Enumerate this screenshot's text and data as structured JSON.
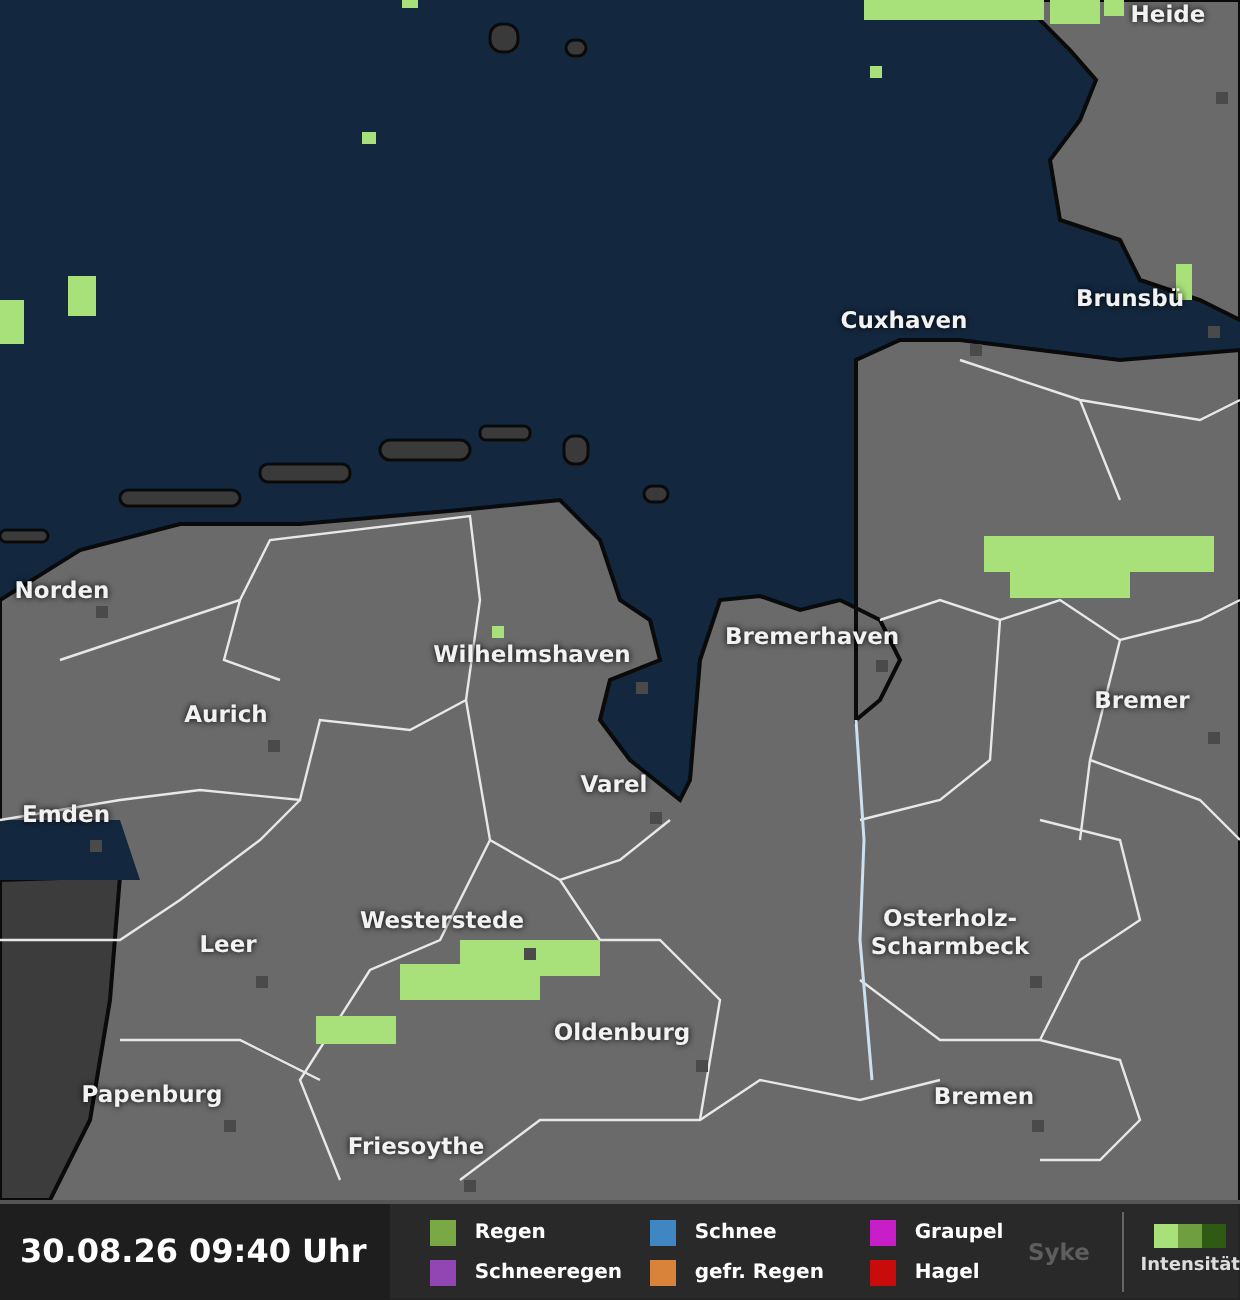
{
  "map": {
    "labels": [
      {
        "name": "Heide"
      },
      {
        "name": "Brunsbü"
      },
      {
        "name": "Cuxhaven"
      },
      {
        "name": "Norden"
      },
      {
        "name": "Wilhelmshaven"
      },
      {
        "name": "Bremerhaven"
      },
      {
        "name": "Bremer"
      },
      {
        "name": "Aurich"
      },
      {
        "name": "Emden"
      },
      {
        "name": "Varel"
      },
      {
        "name": "Leer"
      },
      {
        "name": "Westerstede"
      },
      {
        "name": "Osterholz-Scharmbeck"
      },
      {
        "name": "Oldenburg"
      },
      {
        "name": "Papenburg"
      },
      {
        "name": "Bremen"
      },
      {
        "name": "Friesoythe"
      },
      {
        "name": "Syke"
      }
    ]
  },
  "status_bar": {
    "timestamp": "30.08.26 09:40 Uhr",
    "legend": [
      {
        "label": "Regen",
        "color": "#7aa844"
      },
      {
        "label": "Schneeregen",
        "color": "#9146b4"
      },
      {
        "label": "Schnee",
        "color": "#3f86c2"
      },
      {
        "label": "gefr. Regen",
        "color": "#d9823a"
      },
      {
        "label": "Graupel",
        "color": "#c81ec8"
      },
      {
        "label": "Hagel",
        "color": "#c80c0c"
      }
    ],
    "intensity": {
      "label": "Intensität",
      "levels": [
        {
          "color": "#a8e07a"
        },
        {
          "color": "#6e9e40"
        },
        {
          "color": "#2e5a14"
        }
      ]
    }
  }
}
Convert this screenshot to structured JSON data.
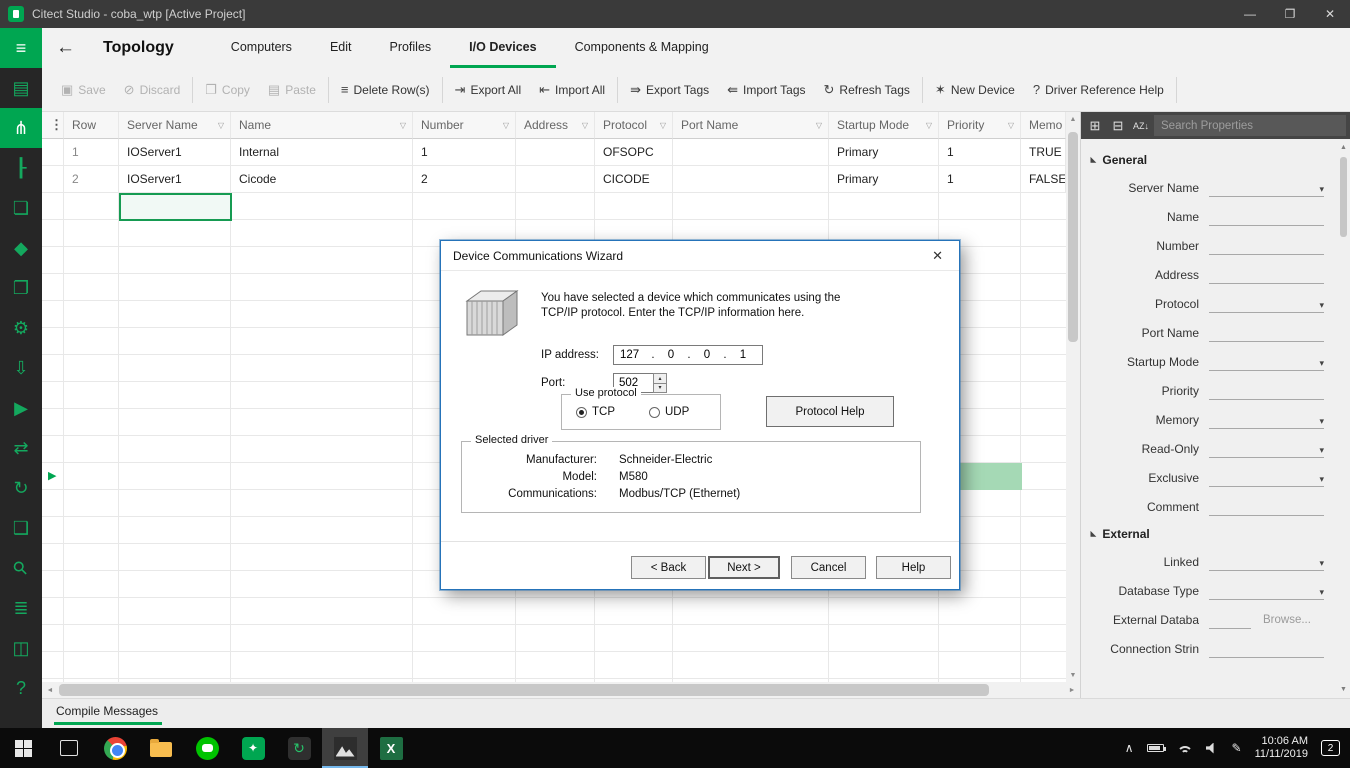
{
  "window": {
    "title": "Citect Studio - coba_wtp [Active Project]"
  },
  "nav": {
    "title": "Topology",
    "tabs": [
      "Computers",
      "Edit",
      "Profiles",
      "I/O Devices",
      "Components & Mapping"
    ]
  },
  "toolbar": {
    "items": [
      "Save",
      "Discard",
      "Copy",
      "Paste",
      "Delete Row(s)",
      "Export All",
      "Import All",
      "Export Tags",
      "Import Tags",
      "Refresh Tags",
      "New Device",
      "Driver Reference Help"
    ]
  },
  "table": {
    "headers": [
      "Row",
      "Server Name",
      "Name",
      "Number",
      "Address",
      "Protocol",
      "Port Name",
      "Startup Mode",
      "Priority",
      "Memo"
    ],
    "rows": [
      [
        "1",
        "IOServer1",
        "Internal",
        "1",
        "",
        "OFSOPC",
        "",
        "Primary",
        "1",
        "TRUE"
      ],
      [
        "2",
        "IOServer1",
        "Cicode",
        "2",
        "",
        "CICODE",
        "",
        "Primary",
        "1",
        "FALSE"
      ]
    ]
  },
  "properties": {
    "search_placeholder": "Search Properties",
    "general_title": "General",
    "general_fields": [
      "Server Name",
      "Name",
      "Number",
      "Address",
      "Protocol",
      "Port Name",
      "Startup Mode",
      "Priority",
      "Memory",
      "Read-Only",
      "Exclusive",
      "Comment"
    ],
    "external_title": "External",
    "external_fields": [
      "Linked",
      "Database Type",
      "External Databa",
      "Connection Strin"
    ],
    "browse_label": "Browse..."
  },
  "dialog": {
    "title": "Device Communications Wizard",
    "message_1": "You have selected a device which communicates using the",
    "message_2": "TCP/IP protocol. Enter the TCP/IP information here.",
    "ip_label": "IP address:",
    "ip_parts": [
      "127",
      "0",
      "0",
      "1"
    ],
    "ip_separator": ".",
    "port_label": "Port:",
    "port_value": "502",
    "protocol_group": "Use protocol",
    "tcp_label": "TCP",
    "udp_label": "UDP",
    "protocol_help": "Protocol Help",
    "driver_group": "Selected driver",
    "manufacturer_label": "Manufacturer:",
    "manufacturer_value": "Schneider-Electric",
    "model_label": "Model:",
    "model_value": "M580",
    "communications_label": "Communications:",
    "communications_value": "Modbus/TCP (Ethernet)",
    "back": "< Back",
    "next": "Next >",
    "cancel": "Cancel",
    "help": "Help"
  },
  "statusbar": {
    "tab": "Compile Messages"
  },
  "taskbar": {
    "time": "10:06 AM",
    "date": "11/11/2019",
    "badge": "2"
  },
  "icons": {
    "menu": "≡",
    "stack": "▤",
    "topology": "⋔",
    "tree": "┠",
    "monitor": "❏",
    "shield": "◆",
    "documents": "❐",
    "gear": "⚙",
    "download": "⇩",
    "play": "▶",
    "swap": "⇄",
    "deploy": "↻",
    "page": "❑",
    "search": "⚲",
    "list": "≣",
    "panel": "◫",
    "help": "?",
    "back": "←",
    "save": "▣",
    "discard": "⊘",
    "copy": "❐",
    "paste": "▤",
    "delete_rows": "≡",
    "export_all": "⇥",
    "import_all": "⇤",
    "export_tags": "⇛",
    "import_tags": "⇚",
    "refresh": "↻",
    "new_device": "✶",
    "driver_help": "?",
    "funnel": "▽",
    "kebab": "⋮",
    "grid_plus": "⊞",
    "grid_minus": "⊟",
    "sort_az": "AZ↓",
    "chevron_down": "▾",
    "spin_up": "▴",
    "spin_down": "▾",
    "minimize": "—",
    "restore": "❐",
    "close": "✕",
    "section_marker": "◢",
    "row_marker": "▶",
    "scroll_up": "▲",
    "scroll_down": "▼",
    "scroll_left": "◄",
    "scroll_right": "►",
    "tray_caret": "∧",
    "pen": "✎"
  }
}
= = = =
-- What is asked --
Each record above is to be restated exactly, with its pictures removed from the copy.

-- Finished exercise --
Enumerate this screenshot's text and data as structured JSON.
{
  "map": {
    "labels": [
      {
        "name": "Heide"
      },
      {
        "name": "Brunsbü"
      },
      {
        "name": "Cuxhaven"
      },
      {
        "name": "Norden"
      },
      {
        "name": "Wilhelmshaven"
      },
      {
        "name": "Bremerhaven"
      },
      {
        "name": "Bremer"
      },
      {
        "name": "Aurich"
      },
      {
        "name": "Emden"
      },
      {
        "name": "Varel"
      },
      {
        "name": "Leer"
      },
      {
        "name": "Westerstede"
      },
      {
        "name": "Osterholz-Scharmbeck"
      },
      {
        "name": "Oldenburg"
      },
      {
        "name": "Papenburg"
      },
      {
        "name": "Bremen"
      },
      {
        "name": "Friesoythe"
      },
      {
        "name": "Syke"
      }
    ]
  },
  "status_bar": {
    "timestamp": "30.08.26 09:40 Uhr",
    "legend": [
      {
        "label": "Regen",
        "color": "#7aa844"
      },
      {
        "label": "Schneeregen",
        "color": "#9146b4"
      },
      {
        "label": "Schnee",
        "color": "#3f86c2"
      },
      {
        "label": "gefr. Regen",
        "color": "#d9823a"
      },
      {
        "label": "Graupel",
        "color": "#c81ec8"
      },
      {
        "label": "Hagel",
        "color": "#c80c0c"
      }
    ],
    "intensity": {
      "label": "Intensität",
      "levels": [
        {
          "color": "#a8e07a"
        },
        {
          "color": "#6e9e40"
        },
        {
          "color": "#2e5a14"
        }
      ]
    }
  }
}
Convert this screenshot to structured JSON data.
{
  "window": {
    "title": "Citect Studio - coba_wtp [Active Project]"
  },
  "nav": {
    "title": "Topology",
    "tabs": [
      "Computers",
      "Edit",
      "Profiles",
      "I/O Devices",
      "Components & Mapping"
    ]
  },
  "toolbar": {
    "items": [
      "Save",
      "Discard",
      "Copy",
      "Paste",
      "Delete Row(s)",
      "Export All",
      "Import All",
      "Export Tags",
      "Import Tags",
      "Refresh Tags",
      "New Device",
      "Driver Reference Help"
    ]
  },
  "table": {
    "headers": [
      "Row",
      "Server Name",
      "Name",
      "Number",
      "Address",
      "Protocol",
      "Port Name",
      "Startup Mode",
      "Priority",
      "Memo"
    ],
    "rows": [
      [
        "1",
        "IOServer1",
        "Internal",
        "1",
        "",
        "OFSOPC",
        "",
        "Primary",
        "1",
        "TRUE"
      ],
      [
        "2",
        "IOServer1",
        "Cicode",
        "2",
        "",
        "CICODE",
        "",
        "Primary",
        "1",
        "FALSE"
      ]
    ]
  },
  "properties": {
    "search_placeholder": "Search Properties",
    "general_title": "General",
    "general_fields": [
      "Server Name",
      "Name",
      "Number",
      "Address",
      "Protocol",
      "Port Name",
      "Startup Mode",
      "Priority",
      "Memory",
      "Read-Only",
      "Exclusive",
      "Comment"
    ],
    "external_title": "External",
    "external_fields": [
      "Linked",
      "Database Type",
      "External Databa",
      "Connection Strin"
    ],
    "browse_label": "Browse..."
  },
  "dialog": {
    "title": "Device Communications Wizard",
    "message_1": "You have selected a device which communicates using the",
    "message_2": "TCP/IP protocol. Enter the TCP/IP information here.",
    "ip_label": "IP address:",
    "ip_parts": [
      "127",
      "0",
      "0",
      "1"
    ],
    "ip_separator": ".",
    "port_label": "Port:",
    "port_value": "502",
    "protocol_group": "Use protocol",
    "tcp_label": "TCP",
    "udp_label": "UDP",
    "protocol_help": "Protocol Help",
    "driver_group": "Selected driver",
    "manufacturer_label": "Manufacturer:",
    "manufacturer_value": "Schneider-Electric",
    "model_label": "Model:",
    "model_value": "M580",
    "communications_label": "Communications:",
    "communications_value": "Modbus/TCP (Ethernet)",
    "back": "< Back",
    "next": "Next >",
    "cancel": "Cancel",
    "help": "Help"
  },
  "statusbar": {
    "tab": "Compile Messages"
  },
  "taskbar": {
    "time": "10:06 AM",
    "date": "11/11/2019",
    "badge": "2"
  },
  "icons": {
    "menu": "≡",
    "stack": "▤",
    "topology": "⋔",
    "tree": "┠",
    "monitor": "❏",
    "shield": "◆",
    "documents": "❐",
    "gear": "⚙",
    "download": "⇩",
    "play": "▶",
    "swap": "⇄",
    "deploy": "↻",
    "page": "❑",
    "search": "⚲",
    "list": "≣",
    "panel": "◫",
    "help": "?",
    "back": "←",
    "save": "▣",
    "discard": "⊘",
    "copy": "❐",
    "paste": "▤",
    "delete_rows": "≡",
    "export_all": "⇥",
    "import_all": "⇤",
    "export_tags": "⇛",
    "import_tags": "⇚",
    "refresh": "↻",
    "new_device": "✶",
    "driver_help": "?",
    "funnel": "▽",
    "kebab": "⋮",
    "grid_plus": "⊞",
    "grid_minus": "⊟",
    "sort_az": "AZ↓",
    "chevron_down": "▾",
    "spin_up": "▴",
    "spin_down": "▾",
    "minimize": "—",
    "restore": "❐",
    "close": "✕",
    "section_marker": "◢",
    "row_marker": "▶",
    "scroll_up": "▲",
    "scroll_down": "▼",
    "scroll_left": "◄",
    "scroll_right": "►",
    "tray_caret": "∧",
    "pen": "✎"
  }
}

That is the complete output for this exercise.